Pull out all lines from the listing below in which the word "xlabel" appears.

## Begin Data provided

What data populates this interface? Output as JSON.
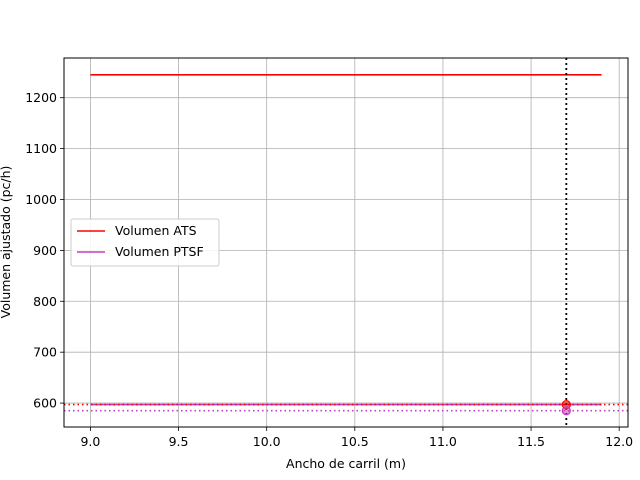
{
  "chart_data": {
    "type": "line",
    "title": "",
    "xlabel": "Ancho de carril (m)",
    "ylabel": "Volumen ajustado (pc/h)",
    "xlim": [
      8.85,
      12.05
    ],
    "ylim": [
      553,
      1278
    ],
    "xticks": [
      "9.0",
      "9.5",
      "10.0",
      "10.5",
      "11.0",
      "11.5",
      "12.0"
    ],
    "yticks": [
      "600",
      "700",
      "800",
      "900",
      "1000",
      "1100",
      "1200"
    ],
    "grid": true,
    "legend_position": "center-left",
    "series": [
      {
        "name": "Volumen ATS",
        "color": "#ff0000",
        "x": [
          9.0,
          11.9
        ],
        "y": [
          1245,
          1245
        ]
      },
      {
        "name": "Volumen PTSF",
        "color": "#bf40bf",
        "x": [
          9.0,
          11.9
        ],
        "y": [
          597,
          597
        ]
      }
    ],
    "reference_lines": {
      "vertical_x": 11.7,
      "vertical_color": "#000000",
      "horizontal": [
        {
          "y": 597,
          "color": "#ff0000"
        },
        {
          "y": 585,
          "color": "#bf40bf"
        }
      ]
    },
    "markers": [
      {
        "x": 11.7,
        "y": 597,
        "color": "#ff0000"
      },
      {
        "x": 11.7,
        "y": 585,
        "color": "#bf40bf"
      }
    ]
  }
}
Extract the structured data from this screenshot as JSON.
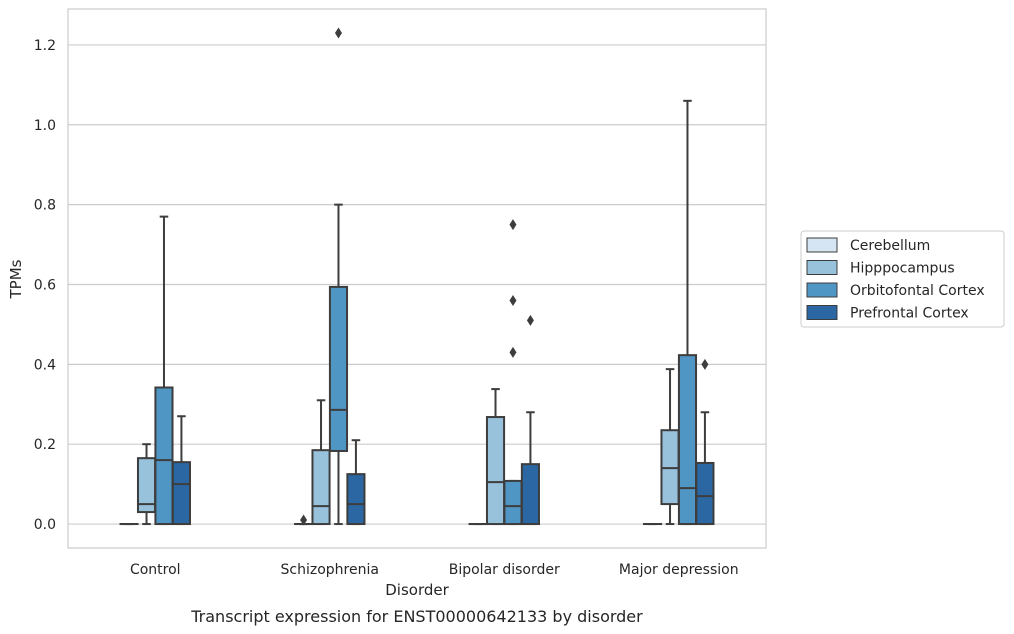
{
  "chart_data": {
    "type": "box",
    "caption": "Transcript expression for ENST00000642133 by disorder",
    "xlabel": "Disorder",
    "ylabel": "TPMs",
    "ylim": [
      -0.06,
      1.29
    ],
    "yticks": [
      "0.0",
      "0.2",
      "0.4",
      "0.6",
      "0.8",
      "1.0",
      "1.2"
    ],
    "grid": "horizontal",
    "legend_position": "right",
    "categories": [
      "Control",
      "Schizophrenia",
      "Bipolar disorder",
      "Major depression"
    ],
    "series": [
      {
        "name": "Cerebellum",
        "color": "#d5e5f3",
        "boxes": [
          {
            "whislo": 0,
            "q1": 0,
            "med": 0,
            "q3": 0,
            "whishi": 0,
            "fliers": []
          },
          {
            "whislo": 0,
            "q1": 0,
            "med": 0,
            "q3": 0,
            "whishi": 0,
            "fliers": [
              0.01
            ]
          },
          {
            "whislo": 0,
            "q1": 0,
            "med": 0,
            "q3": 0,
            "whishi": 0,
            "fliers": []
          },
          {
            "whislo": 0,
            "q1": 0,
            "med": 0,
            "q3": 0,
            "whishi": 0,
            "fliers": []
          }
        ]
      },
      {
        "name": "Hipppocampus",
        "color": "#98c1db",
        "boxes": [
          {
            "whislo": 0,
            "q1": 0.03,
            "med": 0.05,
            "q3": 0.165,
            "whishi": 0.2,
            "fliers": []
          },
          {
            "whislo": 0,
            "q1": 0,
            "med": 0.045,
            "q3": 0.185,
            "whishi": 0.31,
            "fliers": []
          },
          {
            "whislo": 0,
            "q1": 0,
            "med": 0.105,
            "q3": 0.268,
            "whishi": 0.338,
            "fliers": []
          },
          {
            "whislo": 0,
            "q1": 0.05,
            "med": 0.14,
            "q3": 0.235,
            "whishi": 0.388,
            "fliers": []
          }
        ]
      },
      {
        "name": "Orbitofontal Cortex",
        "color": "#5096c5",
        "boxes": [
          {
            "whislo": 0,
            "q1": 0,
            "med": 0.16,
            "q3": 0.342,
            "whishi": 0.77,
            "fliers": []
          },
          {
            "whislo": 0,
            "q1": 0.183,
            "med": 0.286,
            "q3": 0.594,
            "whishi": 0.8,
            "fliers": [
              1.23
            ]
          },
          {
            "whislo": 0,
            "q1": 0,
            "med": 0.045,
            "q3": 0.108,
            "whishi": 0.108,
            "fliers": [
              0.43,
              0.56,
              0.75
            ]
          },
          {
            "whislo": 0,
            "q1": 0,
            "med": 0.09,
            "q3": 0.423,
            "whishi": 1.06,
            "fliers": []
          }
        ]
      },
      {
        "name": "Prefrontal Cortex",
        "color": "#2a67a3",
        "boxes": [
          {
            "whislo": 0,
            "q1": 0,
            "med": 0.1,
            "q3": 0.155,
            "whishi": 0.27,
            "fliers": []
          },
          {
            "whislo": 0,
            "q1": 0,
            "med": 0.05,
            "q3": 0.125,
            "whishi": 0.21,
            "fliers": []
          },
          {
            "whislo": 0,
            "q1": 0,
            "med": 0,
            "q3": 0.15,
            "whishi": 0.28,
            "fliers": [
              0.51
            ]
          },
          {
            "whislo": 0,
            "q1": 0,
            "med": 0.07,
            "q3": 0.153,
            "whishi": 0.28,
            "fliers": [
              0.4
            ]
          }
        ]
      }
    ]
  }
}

## End Data provided
## Begin Data provided

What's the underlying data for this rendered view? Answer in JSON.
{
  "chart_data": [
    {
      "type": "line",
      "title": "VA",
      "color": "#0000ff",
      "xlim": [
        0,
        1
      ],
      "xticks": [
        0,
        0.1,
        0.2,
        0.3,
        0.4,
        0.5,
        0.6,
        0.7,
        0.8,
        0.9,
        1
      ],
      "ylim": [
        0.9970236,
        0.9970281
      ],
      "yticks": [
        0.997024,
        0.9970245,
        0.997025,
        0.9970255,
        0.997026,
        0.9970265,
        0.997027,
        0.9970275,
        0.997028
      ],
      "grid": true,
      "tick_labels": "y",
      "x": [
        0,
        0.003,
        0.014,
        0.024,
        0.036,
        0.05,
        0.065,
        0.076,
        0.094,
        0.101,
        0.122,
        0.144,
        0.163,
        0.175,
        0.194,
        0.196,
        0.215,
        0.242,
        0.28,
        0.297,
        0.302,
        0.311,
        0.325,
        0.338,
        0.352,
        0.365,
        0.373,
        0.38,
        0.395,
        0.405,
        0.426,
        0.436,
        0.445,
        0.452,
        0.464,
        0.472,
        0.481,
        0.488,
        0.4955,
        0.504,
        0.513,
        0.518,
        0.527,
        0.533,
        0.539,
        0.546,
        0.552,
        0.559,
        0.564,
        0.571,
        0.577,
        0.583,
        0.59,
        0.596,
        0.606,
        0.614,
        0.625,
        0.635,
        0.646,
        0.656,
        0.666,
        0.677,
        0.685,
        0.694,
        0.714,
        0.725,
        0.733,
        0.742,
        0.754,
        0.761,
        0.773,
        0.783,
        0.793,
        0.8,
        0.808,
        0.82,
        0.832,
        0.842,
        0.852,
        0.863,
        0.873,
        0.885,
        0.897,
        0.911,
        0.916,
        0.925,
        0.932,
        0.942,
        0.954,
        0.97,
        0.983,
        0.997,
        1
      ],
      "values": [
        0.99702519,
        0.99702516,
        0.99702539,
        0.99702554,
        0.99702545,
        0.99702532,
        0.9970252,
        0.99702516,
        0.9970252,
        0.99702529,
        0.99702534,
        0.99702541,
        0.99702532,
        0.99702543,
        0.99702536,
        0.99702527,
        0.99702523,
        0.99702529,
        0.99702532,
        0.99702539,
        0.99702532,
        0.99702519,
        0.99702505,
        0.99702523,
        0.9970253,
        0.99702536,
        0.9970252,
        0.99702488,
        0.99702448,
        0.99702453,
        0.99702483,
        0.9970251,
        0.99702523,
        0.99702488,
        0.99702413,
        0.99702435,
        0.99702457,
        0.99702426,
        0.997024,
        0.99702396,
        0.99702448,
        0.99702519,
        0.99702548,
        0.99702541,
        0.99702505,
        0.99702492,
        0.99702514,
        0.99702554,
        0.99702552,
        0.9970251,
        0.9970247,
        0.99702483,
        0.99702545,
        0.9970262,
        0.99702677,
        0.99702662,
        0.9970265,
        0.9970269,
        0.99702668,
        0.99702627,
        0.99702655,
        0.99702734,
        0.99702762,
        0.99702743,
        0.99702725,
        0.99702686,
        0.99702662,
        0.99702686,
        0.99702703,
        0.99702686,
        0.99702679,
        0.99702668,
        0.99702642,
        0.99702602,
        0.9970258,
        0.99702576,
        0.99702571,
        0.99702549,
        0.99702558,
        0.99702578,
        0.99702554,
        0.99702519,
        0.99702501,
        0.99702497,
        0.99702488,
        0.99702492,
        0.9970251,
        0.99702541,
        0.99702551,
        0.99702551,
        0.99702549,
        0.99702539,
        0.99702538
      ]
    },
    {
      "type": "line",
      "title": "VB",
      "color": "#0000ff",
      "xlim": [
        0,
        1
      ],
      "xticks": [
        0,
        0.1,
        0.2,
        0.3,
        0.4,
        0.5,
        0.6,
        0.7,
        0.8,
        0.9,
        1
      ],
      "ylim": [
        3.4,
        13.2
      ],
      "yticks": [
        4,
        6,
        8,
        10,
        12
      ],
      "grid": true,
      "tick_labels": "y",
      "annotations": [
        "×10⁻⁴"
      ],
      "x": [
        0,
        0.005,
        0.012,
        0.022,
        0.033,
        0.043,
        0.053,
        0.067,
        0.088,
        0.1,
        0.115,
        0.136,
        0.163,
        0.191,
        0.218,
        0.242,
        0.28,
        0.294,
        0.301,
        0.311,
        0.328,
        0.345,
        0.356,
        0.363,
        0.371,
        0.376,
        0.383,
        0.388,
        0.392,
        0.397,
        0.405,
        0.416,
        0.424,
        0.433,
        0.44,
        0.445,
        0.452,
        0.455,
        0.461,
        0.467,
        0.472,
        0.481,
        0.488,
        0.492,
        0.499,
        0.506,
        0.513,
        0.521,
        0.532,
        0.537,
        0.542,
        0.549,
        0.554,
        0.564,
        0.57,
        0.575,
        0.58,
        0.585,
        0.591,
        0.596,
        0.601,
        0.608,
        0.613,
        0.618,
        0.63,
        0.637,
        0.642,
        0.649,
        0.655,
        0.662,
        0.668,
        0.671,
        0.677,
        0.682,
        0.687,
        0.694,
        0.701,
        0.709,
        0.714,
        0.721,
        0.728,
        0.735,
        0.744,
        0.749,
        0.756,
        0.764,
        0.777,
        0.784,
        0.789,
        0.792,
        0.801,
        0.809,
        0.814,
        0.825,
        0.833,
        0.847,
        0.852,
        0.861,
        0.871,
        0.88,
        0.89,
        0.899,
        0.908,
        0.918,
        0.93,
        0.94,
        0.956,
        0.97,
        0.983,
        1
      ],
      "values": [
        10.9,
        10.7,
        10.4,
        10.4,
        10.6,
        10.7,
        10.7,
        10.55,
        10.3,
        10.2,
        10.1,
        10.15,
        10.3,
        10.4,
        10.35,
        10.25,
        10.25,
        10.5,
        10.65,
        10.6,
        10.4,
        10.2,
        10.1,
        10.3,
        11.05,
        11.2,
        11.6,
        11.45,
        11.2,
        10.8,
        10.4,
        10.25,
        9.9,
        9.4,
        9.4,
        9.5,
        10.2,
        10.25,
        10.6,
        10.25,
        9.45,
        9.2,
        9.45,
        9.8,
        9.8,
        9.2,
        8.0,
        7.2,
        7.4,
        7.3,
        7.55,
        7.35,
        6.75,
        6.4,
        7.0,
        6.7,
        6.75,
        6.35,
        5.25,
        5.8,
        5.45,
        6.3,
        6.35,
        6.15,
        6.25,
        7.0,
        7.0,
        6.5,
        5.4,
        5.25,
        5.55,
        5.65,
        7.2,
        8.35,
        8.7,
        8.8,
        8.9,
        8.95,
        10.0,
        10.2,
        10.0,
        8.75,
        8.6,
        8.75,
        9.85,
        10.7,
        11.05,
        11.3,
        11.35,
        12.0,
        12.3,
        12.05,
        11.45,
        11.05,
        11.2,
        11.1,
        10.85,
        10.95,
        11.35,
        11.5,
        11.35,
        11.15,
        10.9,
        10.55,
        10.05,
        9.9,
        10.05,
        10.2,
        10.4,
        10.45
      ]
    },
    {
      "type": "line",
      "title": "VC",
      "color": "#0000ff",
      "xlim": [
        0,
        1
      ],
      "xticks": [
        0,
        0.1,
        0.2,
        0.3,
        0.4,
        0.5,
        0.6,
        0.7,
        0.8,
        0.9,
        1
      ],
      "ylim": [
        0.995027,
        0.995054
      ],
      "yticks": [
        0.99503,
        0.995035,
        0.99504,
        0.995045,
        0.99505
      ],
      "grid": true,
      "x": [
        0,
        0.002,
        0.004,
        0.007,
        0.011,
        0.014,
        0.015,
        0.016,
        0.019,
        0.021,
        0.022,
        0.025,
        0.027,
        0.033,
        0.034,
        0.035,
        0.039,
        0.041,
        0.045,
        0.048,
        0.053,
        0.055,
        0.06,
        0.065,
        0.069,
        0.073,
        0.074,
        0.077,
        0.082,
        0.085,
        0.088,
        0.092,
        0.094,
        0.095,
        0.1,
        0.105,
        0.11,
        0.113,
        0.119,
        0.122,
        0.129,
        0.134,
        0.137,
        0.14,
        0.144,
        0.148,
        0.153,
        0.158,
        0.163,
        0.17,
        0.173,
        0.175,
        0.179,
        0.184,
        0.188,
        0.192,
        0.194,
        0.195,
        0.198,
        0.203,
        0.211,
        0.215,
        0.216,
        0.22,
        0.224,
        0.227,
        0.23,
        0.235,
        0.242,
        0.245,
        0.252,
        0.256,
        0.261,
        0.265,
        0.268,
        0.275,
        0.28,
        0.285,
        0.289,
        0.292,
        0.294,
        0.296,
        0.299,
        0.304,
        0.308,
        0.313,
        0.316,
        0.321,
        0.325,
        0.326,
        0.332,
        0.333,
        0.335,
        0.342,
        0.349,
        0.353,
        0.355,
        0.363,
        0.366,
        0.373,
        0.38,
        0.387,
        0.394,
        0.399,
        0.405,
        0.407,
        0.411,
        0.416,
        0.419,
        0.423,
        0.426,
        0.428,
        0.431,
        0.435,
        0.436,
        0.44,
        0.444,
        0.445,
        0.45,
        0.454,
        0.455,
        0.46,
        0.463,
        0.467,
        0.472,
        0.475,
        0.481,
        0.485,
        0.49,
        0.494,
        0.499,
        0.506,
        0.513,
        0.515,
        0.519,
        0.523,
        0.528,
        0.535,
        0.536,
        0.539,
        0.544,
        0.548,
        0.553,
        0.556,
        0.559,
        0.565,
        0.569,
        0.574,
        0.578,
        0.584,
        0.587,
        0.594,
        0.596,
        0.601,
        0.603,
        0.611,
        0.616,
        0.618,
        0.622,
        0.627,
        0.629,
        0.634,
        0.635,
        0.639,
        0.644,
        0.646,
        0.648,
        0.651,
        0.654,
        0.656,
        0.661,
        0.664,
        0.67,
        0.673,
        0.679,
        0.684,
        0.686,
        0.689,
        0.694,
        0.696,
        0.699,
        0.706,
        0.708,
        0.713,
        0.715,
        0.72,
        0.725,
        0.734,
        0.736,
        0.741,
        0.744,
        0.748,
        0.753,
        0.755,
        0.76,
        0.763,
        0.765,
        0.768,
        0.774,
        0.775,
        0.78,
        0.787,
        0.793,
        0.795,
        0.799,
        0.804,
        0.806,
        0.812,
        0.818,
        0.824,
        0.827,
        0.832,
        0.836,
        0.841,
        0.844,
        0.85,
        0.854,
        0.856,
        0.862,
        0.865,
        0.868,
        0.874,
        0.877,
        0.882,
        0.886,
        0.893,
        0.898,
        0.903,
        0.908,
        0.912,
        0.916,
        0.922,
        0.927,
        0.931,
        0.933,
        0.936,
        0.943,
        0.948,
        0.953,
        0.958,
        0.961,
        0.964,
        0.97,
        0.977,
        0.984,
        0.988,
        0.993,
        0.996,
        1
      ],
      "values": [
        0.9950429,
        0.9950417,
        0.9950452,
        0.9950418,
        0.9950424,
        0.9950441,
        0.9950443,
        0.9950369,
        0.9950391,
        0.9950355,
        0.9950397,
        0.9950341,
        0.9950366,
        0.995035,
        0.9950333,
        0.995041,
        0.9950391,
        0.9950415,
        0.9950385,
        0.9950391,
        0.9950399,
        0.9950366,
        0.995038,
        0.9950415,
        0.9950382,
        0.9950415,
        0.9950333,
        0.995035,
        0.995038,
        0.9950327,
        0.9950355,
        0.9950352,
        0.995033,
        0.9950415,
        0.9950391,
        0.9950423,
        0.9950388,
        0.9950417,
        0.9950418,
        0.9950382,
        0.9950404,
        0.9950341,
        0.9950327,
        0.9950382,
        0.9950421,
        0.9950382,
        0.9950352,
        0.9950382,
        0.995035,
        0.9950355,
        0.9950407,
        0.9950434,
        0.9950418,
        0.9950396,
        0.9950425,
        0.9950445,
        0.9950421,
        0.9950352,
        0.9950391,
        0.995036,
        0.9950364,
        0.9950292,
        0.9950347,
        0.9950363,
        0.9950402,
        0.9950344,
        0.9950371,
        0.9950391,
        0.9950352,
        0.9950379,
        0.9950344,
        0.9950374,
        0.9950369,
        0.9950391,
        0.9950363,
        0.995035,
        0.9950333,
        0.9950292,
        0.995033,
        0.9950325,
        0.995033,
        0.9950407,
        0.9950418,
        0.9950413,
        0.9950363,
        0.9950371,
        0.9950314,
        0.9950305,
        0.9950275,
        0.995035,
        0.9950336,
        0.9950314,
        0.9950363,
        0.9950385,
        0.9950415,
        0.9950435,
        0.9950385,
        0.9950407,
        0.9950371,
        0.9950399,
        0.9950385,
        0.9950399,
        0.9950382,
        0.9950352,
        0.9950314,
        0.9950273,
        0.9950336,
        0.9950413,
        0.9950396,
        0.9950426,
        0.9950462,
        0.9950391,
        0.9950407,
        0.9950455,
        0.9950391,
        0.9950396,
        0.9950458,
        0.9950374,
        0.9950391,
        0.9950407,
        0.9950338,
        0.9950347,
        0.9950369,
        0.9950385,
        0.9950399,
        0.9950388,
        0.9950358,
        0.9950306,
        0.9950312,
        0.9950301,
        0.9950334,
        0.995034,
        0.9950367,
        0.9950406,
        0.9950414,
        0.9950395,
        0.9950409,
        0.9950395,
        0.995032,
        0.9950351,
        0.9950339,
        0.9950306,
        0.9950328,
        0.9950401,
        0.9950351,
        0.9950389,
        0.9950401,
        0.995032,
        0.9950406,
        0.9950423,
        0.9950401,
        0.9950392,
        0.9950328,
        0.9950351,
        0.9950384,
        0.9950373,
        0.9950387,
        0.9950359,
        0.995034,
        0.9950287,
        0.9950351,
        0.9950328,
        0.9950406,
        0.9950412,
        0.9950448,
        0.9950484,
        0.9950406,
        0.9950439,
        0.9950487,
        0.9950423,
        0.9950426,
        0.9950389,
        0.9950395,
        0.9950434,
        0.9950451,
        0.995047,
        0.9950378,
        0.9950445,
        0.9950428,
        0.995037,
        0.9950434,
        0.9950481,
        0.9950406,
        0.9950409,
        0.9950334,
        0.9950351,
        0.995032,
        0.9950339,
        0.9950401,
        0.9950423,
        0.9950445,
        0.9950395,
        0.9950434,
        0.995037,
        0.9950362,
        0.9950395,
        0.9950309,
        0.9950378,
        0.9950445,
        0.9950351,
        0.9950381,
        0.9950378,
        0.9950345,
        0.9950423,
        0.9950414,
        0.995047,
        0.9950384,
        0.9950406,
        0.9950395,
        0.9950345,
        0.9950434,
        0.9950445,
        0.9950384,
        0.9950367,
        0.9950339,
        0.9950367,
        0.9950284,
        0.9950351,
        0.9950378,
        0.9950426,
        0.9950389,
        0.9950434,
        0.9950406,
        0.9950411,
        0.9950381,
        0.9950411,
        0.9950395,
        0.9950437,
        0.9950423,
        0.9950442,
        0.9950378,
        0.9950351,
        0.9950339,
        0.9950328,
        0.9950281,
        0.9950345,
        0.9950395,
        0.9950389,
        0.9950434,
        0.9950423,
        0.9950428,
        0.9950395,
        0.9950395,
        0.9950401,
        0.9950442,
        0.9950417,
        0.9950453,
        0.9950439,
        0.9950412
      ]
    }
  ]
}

## End Data provided

Written solution:
    "xlabel": "Ancho de carril (m)",
    "xlabel": "Disorder",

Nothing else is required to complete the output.